#### Challenge
Keep every line where the word "由此可知" appears; drop the rest.

[Saved entries]
════

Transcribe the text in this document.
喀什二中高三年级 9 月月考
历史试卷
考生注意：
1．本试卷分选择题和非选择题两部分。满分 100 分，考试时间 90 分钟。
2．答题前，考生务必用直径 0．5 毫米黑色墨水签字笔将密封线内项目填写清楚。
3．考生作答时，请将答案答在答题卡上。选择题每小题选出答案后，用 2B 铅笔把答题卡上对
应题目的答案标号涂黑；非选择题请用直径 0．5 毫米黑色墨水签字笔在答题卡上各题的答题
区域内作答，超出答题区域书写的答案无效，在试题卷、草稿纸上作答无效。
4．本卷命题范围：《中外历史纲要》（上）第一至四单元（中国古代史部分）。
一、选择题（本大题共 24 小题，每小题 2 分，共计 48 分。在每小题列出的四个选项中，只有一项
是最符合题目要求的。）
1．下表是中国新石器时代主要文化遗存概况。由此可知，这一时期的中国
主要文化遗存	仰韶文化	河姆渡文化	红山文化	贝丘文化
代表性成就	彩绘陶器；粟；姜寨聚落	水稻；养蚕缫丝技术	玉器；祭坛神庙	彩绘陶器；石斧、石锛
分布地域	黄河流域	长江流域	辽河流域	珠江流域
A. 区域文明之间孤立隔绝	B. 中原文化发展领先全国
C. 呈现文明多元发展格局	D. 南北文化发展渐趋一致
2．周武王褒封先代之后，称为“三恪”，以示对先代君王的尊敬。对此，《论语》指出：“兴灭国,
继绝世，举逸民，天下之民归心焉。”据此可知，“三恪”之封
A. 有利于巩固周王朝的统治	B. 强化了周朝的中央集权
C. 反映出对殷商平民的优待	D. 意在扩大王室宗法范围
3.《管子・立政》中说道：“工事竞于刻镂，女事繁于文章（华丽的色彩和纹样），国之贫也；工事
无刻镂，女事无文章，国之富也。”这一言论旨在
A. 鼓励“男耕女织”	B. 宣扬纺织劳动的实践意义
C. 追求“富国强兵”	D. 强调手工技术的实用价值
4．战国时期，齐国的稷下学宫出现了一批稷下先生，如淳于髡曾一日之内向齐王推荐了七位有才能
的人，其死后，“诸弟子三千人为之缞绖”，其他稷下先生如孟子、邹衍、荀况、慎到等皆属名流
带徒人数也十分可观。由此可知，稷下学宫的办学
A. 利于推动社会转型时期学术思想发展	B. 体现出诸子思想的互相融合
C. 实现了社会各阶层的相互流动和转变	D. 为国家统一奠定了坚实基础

════

#### Response to the exercise
1．下表是中国新石器时代主要文化遗存概况。由此可知，这一时期的中国
带徒人数也十分可观。由此可知，稷下学宫的办学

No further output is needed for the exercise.